### SHORT PROBLEM
Reproduce each line from the records that holds "name".

### MATERIAL SUPPLIED
◇ ◇ ◇
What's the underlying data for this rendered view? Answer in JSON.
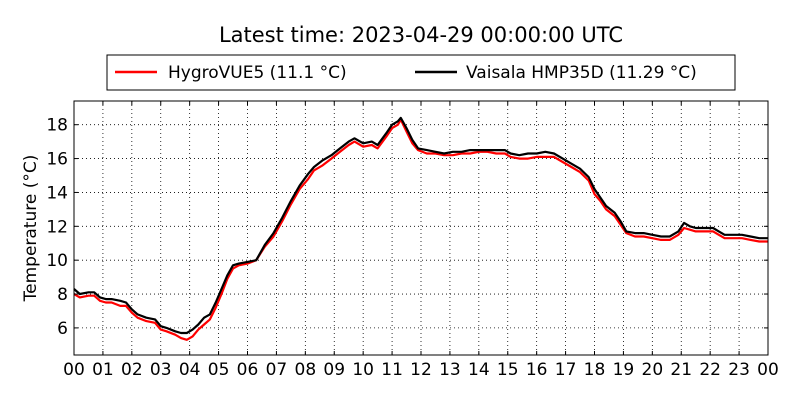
{
  "chart_data": {
    "type": "line",
    "title": "Latest time: 2023-04-29 00:00:00 UTC",
    "xlabel": "",
    "ylabel": "Temperature (°C)",
    "xlim": [
      0,
      24
    ],
    "ylim": [
      4.4,
      19.4
    ],
    "xticks": [
      "00",
      "01",
      "02",
      "03",
      "04",
      "05",
      "06",
      "07",
      "08",
      "09",
      "10",
      "11",
      "12",
      "13",
      "14",
      "15",
      "16",
      "17",
      "18",
      "19",
      "20",
      "21",
      "22",
      "23",
      "00"
    ],
    "yticks": [
      6,
      8,
      10,
      12,
      14,
      16,
      18
    ],
    "grid": true,
    "legend_position": "top",
    "series": [
      {
        "name": "HygroVUE5 (11.1 °C)",
        "color": "#ff0000",
        "points": [
          [
            0,
            8.0
          ],
          [
            0.2,
            7.8
          ],
          [
            0.5,
            7.9
          ],
          [
            0.7,
            7.9
          ],
          [
            0.9,
            7.6
          ],
          [
            1.1,
            7.5
          ],
          [
            1.3,
            7.5
          ],
          [
            1.6,
            7.3
          ],
          [
            1.8,
            7.3
          ],
          [
            2.0,
            6.9
          ],
          [
            2.2,
            6.6
          ],
          [
            2.5,
            6.4
          ],
          [
            2.8,
            6.3
          ],
          [
            3.0,
            5.9
          ],
          [
            3.2,
            5.8
          ],
          [
            3.5,
            5.6
          ],
          [
            3.7,
            5.4
          ],
          [
            3.9,
            5.3
          ],
          [
            4.1,
            5.5
          ],
          [
            4.3,
            5.9
          ],
          [
            4.5,
            6.2
          ],
          [
            4.7,
            6.5
          ],
          [
            4.9,
            7.2
          ],
          [
            5.1,
            8.0
          ],
          [
            5.3,
            8.9
          ],
          [
            5.5,
            9.5
          ],
          [
            5.7,
            9.7
          ],
          [
            6.0,
            9.8
          ],
          [
            6.3,
            10.0
          ],
          [
            6.6,
            10.8
          ],
          [
            6.9,
            11.4
          ],
          [
            7.2,
            12.3
          ],
          [
            7.5,
            13.3
          ],
          [
            7.8,
            14.2
          ],
          [
            8.1,
            14.8
          ],
          [
            8.3,
            15.3
          ],
          [
            8.6,
            15.6
          ],
          [
            8.9,
            16.0
          ],
          [
            9.2,
            16.4
          ],
          [
            9.5,
            16.8
          ],
          [
            9.7,
            17.0
          ],
          [
            10.0,
            16.7
          ],
          [
            10.3,
            16.8
          ],
          [
            10.5,
            16.6
          ],
          [
            10.8,
            17.3
          ],
          [
            11.0,
            17.8
          ],
          [
            11.2,
            18.0
          ],
          [
            11.3,
            18.3
          ],
          [
            11.5,
            17.6
          ],
          [
            11.7,
            16.9
          ],
          [
            11.9,
            16.5
          ],
          [
            12.2,
            16.3
          ],
          [
            12.5,
            16.3
          ],
          [
            12.8,
            16.2
          ],
          [
            13.1,
            16.2
          ],
          [
            13.4,
            16.3
          ],
          [
            13.7,
            16.3
          ],
          [
            14.0,
            16.4
          ],
          [
            14.3,
            16.4
          ],
          [
            14.6,
            16.3
          ],
          [
            14.9,
            16.3
          ],
          [
            15.1,
            16.1
          ],
          [
            15.4,
            16.0
          ],
          [
            15.7,
            16.0
          ],
          [
            16.0,
            16.1
          ],
          [
            16.3,
            16.1
          ],
          [
            16.6,
            16.1
          ],
          [
            16.9,
            15.8
          ],
          [
            17.2,
            15.5
          ],
          [
            17.5,
            15.2
          ],
          [
            17.8,
            14.7
          ],
          [
            18.0,
            13.9
          ],
          [
            18.2,
            13.5
          ],
          [
            18.4,
            13.0
          ],
          [
            18.7,
            12.6
          ],
          [
            18.9,
            12.1
          ],
          [
            19.1,
            11.6
          ],
          [
            19.4,
            11.4
          ],
          [
            19.7,
            11.4
          ],
          [
            20.0,
            11.3
          ],
          [
            20.3,
            11.2
          ],
          [
            20.6,
            11.2
          ],
          [
            20.9,
            11.5
          ],
          [
            21.1,
            11.9
          ],
          [
            21.3,
            11.8
          ],
          [
            21.5,
            11.7
          ],
          [
            21.8,
            11.7
          ],
          [
            22.1,
            11.7
          ],
          [
            22.3,
            11.5
          ],
          [
            22.5,
            11.3
          ],
          [
            22.8,
            11.3
          ],
          [
            23.1,
            11.3
          ],
          [
            23.4,
            11.2
          ],
          [
            23.7,
            11.1
          ],
          [
            24.0,
            11.1
          ]
        ]
      },
      {
        "name": "Vaisala HMP35D (11.29 °C)",
        "color": "#000000",
        "points": [
          [
            0,
            8.3
          ],
          [
            0.2,
            8.0
          ],
          [
            0.5,
            8.1
          ],
          [
            0.7,
            8.1
          ],
          [
            0.9,
            7.8
          ],
          [
            1.1,
            7.7
          ],
          [
            1.3,
            7.7
          ],
          [
            1.6,
            7.6
          ],
          [
            1.8,
            7.5
          ],
          [
            2.0,
            7.1
          ],
          [
            2.2,
            6.8
          ],
          [
            2.5,
            6.6
          ],
          [
            2.8,
            6.5
          ],
          [
            3.0,
            6.1
          ],
          [
            3.2,
            6.0
          ],
          [
            3.5,
            5.8
          ],
          [
            3.7,
            5.7
          ],
          [
            3.9,
            5.7
          ],
          [
            4.1,
            5.9
          ],
          [
            4.3,
            6.2
          ],
          [
            4.5,
            6.6
          ],
          [
            4.7,
            6.8
          ],
          [
            4.9,
            7.5
          ],
          [
            5.1,
            8.3
          ],
          [
            5.3,
            9.1
          ],
          [
            5.5,
            9.7
          ],
          [
            5.7,
            9.8
          ],
          [
            6.0,
            9.9
          ],
          [
            6.3,
            10.0
          ],
          [
            6.6,
            10.9
          ],
          [
            6.9,
            11.6
          ],
          [
            7.2,
            12.5
          ],
          [
            7.5,
            13.5
          ],
          [
            7.8,
            14.4
          ],
          [
            8.1,
            15.1
          ],
          [
            8.3,
            15.5
          ],
          [
            8.6,
            15.9
          ],
          [
            8.9,
            16.2
          ],
          [
            9.2,
            16.6
          ],
          [
            9.5,
            17.0
          ],
          [
            9.7,
            17.2
          ],
          [
            10.0,
            16.9
          ],
          [
            10.3,
            17.0
          ],
          [
            10.5,
            16.8
          ],
          [
            10.8,
            17.5
          ],
          [
            11.0,
            18.0
          ],
          [
            11.2,
            18.2
          ],
          [
            11.3,
            18.4
          ],
          [
            11.5,
            17.8
          ],
          [
            11.7,
            17.1
          ],
          [
            11.9,
            16.6
          ],
          [
            12.2,
            16.5
          ],
          [
            12.5,
            16.4
          ],
          [
            12.8,
            16.3
          ],
          [
            13.1,
            16.4
          ],
          [
            13.4,
            16.4
          ],
          [
            13.7,
            16.5
          ],
          [
            14.0,
            16.5
          ],
          [
            14.3,
            16.5
          ],
          [
            14.6,
            16.5
          ],
          [
            14.9,
            16.5
          ],
          [
            15.1,
            16.3
          ],
          [
            15.4,
            16.2
          ],
          [
            15.7,
            16.3
          ],
          [
            16.0,
            16.3
          ],
          [
            16.3,
            16.4
          ],
          [
            16.6,
            16.3
          ],
          [
            16.9,
            16.0
          ],
          [
            17.2,
            15.7
          ],
          [
            17.5,
            15.4
          ],
          [
            17.8,
            14.9
          ],
          [
            18.0,
            14.2
          ],
          [
            18.2,
            13.7
          ],
          [
            18.4,
            13.2
          ],
          [
            18.7,
            12.8
          ],
          [
            18.9,
            12.3
          ],
          [
            19.1,
            11.7
          ],
          [
            19.4,
            11.6
          ],
          [
            19.7,
            11.6
          ],
          [
            20.0,
            11.5
          ],
          [
            20.3,
            11.4
          ],
          [
            20.6,
            11.4
          ],
          [
            20.9,
            11.7
          ],
          [
            21.1,
            12.2
          ],
          [
            21.3,
            12.0
          ],
          [
            21.5,
            11.9
          ],
          [
            21.8,
            11.9
          ],
          [
            22.1,
            11.9
          ],
          [
            22.3,
            11.7
          ],
          [
            22.5,
            11.5
          ],
          [
            22.8,
            11.5
          ],
          [
            23.1,
            11.5
          ],
          [
            23.4,
            11.4
          ],
          [
            23.7,
            11.3
          ],
          [
            24.0,
            11.3
          ]
        ]
      }
    ]
  }
}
◇ ◇ ◇
### SOLUTION TO THE EXERCISE
        "name": "HygroVUE5 (11.1 °C)",
        "name": "Vaisala HMP35D (11.29 °C)",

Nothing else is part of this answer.